INSTRUCTION: Take all the material and copy it exactly.

THE INPUT:
....
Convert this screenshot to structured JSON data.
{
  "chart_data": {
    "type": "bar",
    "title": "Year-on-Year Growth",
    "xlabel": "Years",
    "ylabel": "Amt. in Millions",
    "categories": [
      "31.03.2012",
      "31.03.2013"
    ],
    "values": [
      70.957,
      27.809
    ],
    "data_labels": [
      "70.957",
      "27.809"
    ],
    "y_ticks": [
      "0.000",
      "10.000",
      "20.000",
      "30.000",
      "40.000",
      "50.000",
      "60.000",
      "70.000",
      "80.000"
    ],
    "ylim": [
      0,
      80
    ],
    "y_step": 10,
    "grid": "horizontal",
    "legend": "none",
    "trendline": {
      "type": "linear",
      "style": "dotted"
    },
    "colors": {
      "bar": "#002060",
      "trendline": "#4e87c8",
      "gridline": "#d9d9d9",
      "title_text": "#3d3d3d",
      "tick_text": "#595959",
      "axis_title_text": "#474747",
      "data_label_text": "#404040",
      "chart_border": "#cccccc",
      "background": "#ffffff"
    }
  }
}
....
THE RESPONSE:
Convert this screenshot to structured JSON data.
{
  "chart_data": {
    "type": "bar",
    "title": "Year-on-Year Growth",
    "xlabel": "Years",
    "ylabel": "Amt. in Millions",
    "categories": [
      "31.03.2012",
      "31.03.2013"
    ],
    "values": [
      70.957,
      27.809
    ],
    "data_labels": [
      "70.957",
      "27.809"
    ],
    "y_ticks": [
      "0.000",
      "10.000",
      "20.000",
      "30.000",
      "40.000",
      "50.000",
      "60.000",
      "70.000",
      "80.000"
    ],
    "ylim": [
      0,
      80
    ],
    "y_step": 10,
    "grid": "horizontal",
    "legend": "none",
    "trendline": {
      "type": "linear",
      "style": "dotted"
    },
    "colors": {
      "bar": "#002060",
      "trendline": "#4e87c8",
      "gridline": "#d9d9d9",
      "title_text": "#3d3d3d",
      "tick_text": "#595959",
      "axis_title_text": "#474747",
      "data_label_text": "#404040",
      "chart_border": "#cccccc",
      "background": "#ffffff"
    }
  }
}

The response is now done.